● **What you need to do**: Go through the material and tally the lines containing the string "image". Give the total alone.

● **Data excerpts**:
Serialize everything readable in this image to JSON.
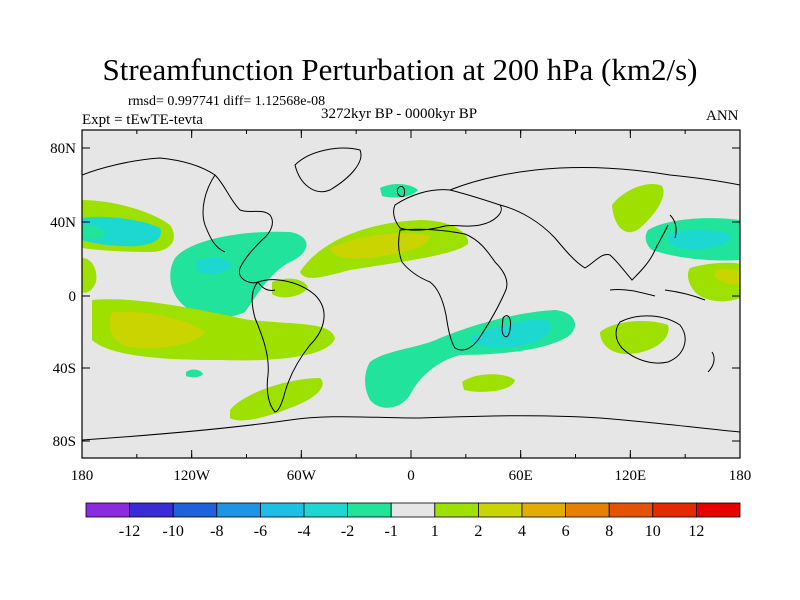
{
  "title": "Streamfunction Perturbation at 200 hPa (km2/s)",
  "stats": "rmsd= 0.997741  diff= 1.12568e-08",
  "experiment": "Expt = tEwTE-tevta",
  "period": "3272kyr BP - 0000kyr BP",
  "season": "ANN",
  "axes": {
    "lat_ticks": [
      "80N",
      "40N",
      "0",
      "40S",
      "80S"
    ],
    "lon_ticks": [
      "180",
      "120W",
      "60W",
      "0",
      "60E",
      "120E",
      "180"
    ]
  },
  "colorbar": {
    "labels": [
      "-12",
      "-10",
      "-8",
      "-6",
      "-4",
      "-2",
      "-1",
      "1",
      "2",
      "4",
      "6",
      "8",
      "10",
      "12"
    ],
    "colors": [
      "#8a2be2",
      "#3a2bd8",
      "#1f60dc",
      "#1c96e4",
      "#1cbfe6",
      "#1cd8d0",
      "#22e39c",
      "#e6e6e6",
      "#9ee000",
      "#c9d400",
      "#e0ad00",
      "#e68000",
      "#e65300",
      "#e62a00",
      "#e60000"
    ]
  },
  "field_colors": {
    "land_sea_background": "#e6e6e6",
    "pos1": "#9ee000",
    "pos2": "#c9d400",
    "neg1": "#22e39c",
    "neg2": "#1cd8d0"
  }
}
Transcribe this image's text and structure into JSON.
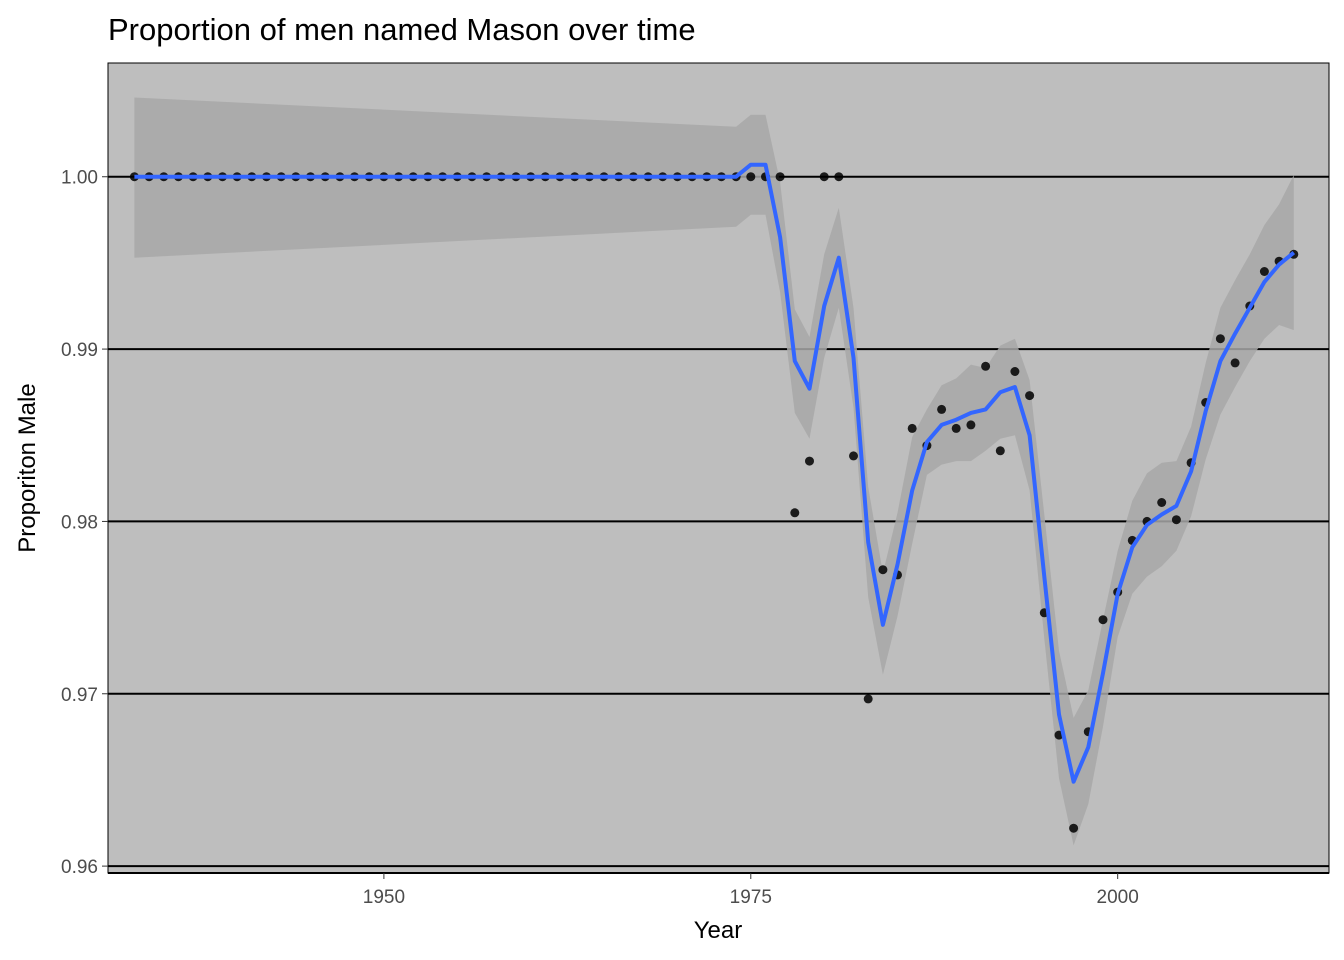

● **Worked solution**: 2